**原文**
1、term vector深入探查数据的情况
(1)、term vector介绍
获取document中的某个field内的各个term的统计信息
(2)、index-iime term vector实验
term vector,涉及了很多的term和field相关的统计信息,有两种方式可以采集到这个统计信息
index-time:你在mapping里配置一下,然后建立索引的时候,就直接给你生成这些term和field的统计信息了
query-time:你之前没有生成过任何的Term vector信息,然后在查看term vector的时候,直接就可以看到了,会on the fly,现场计算出各种统计信息,然后返回给你
PUT /my_index
{
"mappings": {
"my_type": {
"properties": {
"text": {
"type": "text",
"term_vector": "with_positions_offsets_payloads",
"store" : true,
"analyzer" : "fulltext_analyzer"
},
"fullname": {
"type": "text",
"analyzer" : "fulltext_analyzer"
}
}
}
},
"settings" : {
"index" : {
"number_of_shards" : 1,
"number_of_replicas" : 0
},
"analysis": {
"analyzer": {
"fulltext_analyzer": {
"type": "custom",
"tokenizer": "whitespace",
"filter": [
"lowercase",
"type_as_payload"
]
}
}
}
}
}
PUT /my_index/my_type/1
{
"fullname" : "Leo Li",
"text" : "hello test test test "
}
PUT /my_index/my_type/2
{
"fullname" : "Leo Li",
"text" : "other hello test ..."
}
GET /my_index/my_type/1/_termvectors
{
"fields" : ["text"],
"offsets" : true,
"payloads" : true,
"positions" : true,
"term_statistics" : true,
"field_statistics" : true
}
term statistics: 设置term_statistics=true;
返回:
total term frequency:(ttf)一个term在所有document中出现的频率;
document frequency:(doc_freq)有多少document包含这个term
field statistics:"field_statistics" : true
返回:
document count(doc_count):有多少document包含这个field;
sum of document frequency:(sum_doc_freq)一个field中所有term的doc_freq之和;
sum of total term frequency:(sum_ttf)一个field中的所有term的ttf之和,是计算的一个index
{
"_index": "my_index",
"_type": "my_type",
"_id": "1",
"_version": 1,
"found": true,
"took": 1,
"term_vectors": {
"text": {
"field_statistics": {
"sum_doc_freq": 6,
"doc_count": 2,
"sum_ttf": 8
},
"terms": {
"hello": {
"doc_freq": 2,
"ttf": 2,
"term_freq": 1,
"tokens": [
{
"position": 0,
"start_offset": 0,
"end_offset": 5,
"payload": "d29yZA=="

**提供的清单**
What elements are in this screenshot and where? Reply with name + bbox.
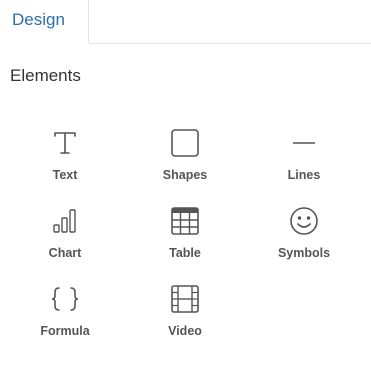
element-label: Video: [168, 324, 202, 338]
element-symbols[interactable]: Symbols: [249, 196, 359, 266]
tab-bar: Design: [0, 0, 371, 44]
element-label: Table: [169, 246, 201, 260]
film-icon: [170, 284, 200, 314]
tab-bar-empty: [89, 0, 371, 44]
text-icon: [50, 128, 80, 158]
element-video[interactable]: Video: [130, 274, 240, 344]
tab-design-label: Design: [12, 10, 65, 29]
braces-icon: [50, 284, 80, 314]
element-chart[interactable]: Chart: [10, 196, 120, 266]
element-shapes[interactable]: Shapes: [130, 118, 240, 188]
element-label: Lines: [287, 168, 321, 182]
square-icon: [170, 128, 200, 158]
element-lines[interactable]: Lines: [249, 118, 359, 188]
element-text[interactable]: Text: [10, 118, 120, 188]
element-formula[interactable]: Formula: [10, 274, 120, 344]
line-icon: [289, 128, 319, 158]
section-title: Elements: [10, 66, 81, 85]
smiley-icon: [289, 206, 319, 236]
element-label: Formula: [40, 324, 90, 338]
tab-design[interactable]: Design: [0, 0, 89, 43]
element-label: Shapes: [162, 168, 208, 182]
element-label: Chart: [48, 246, 82, 260]
element-table[interactable]: Table: [130, 196, 240, 266]
bar-chart-icon: [50, 206, 80, 236]
table-icon: [170, 206, 200, 236]
element-label: Symbols: [277, 246, 331, 260]
element-label: Text: [52, 168, 78, 182]
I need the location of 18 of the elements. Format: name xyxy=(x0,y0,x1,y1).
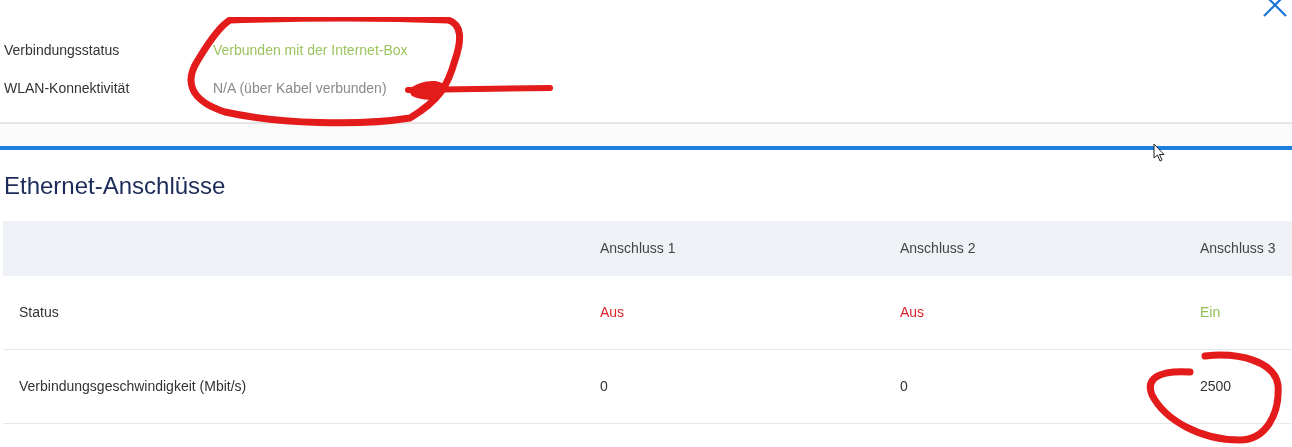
info-value: Verbunden mit der Internet-Box xyxy=(213,40,408,60)
table-cell-text: 0 xyxy=(900,377,909,396)
table-cell-text: 2500 xyxy=(1200,377,1233,396)
info-value: N/A (über Kabel verbunden) xyxy=(213,78,387,98)
cursor-icon xyxy=(1153,143,1167,163)
row-label: Status xyxy=(18,303,60,322)
section-title: Ethernet-Anschlüsse xyxy=(4,170,226,201)
table-cell-text: 0 xyxy=(600,377,609,396)
column-header: Anschluss 1 xyxy=(600,239,677,258)
column-header: Anschluss 3 xyxy=(1200,239,1277,258)
table-cell-text: Aus xyxy=(600,303,626,322)
table-cell-text: Aus xyxy=(900,303,926,322)
table-cell-text: Ein xyxy=(1200,303,1222,322)
column-header: Anschluss 2 xyxy=(900,239,977,258)
info-label: WLAN-Konnektivität xyxy=(4,78,131,98)
row-label: Verbindungsgeschwindigkeit (Mbit/s) xyxy=(18,377,248,396)
close-icon[interactable] xyxy=(1262,0,1288,18)
info-label: Verbindungsstatus xyxy=(4,40,121,60)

**题目 1**
原文在创建索引时,给text字段的term_vector设了什么值?
**题目 2**
请列出原文中那条_termvectors请求里所有被设为true的参数。
上述清单与原文毫无关联。

**完整解答 1**
with_positions_offsets_payloads

**完整解答 2**
offsets、payloads、positions、term_statistics、field_statistics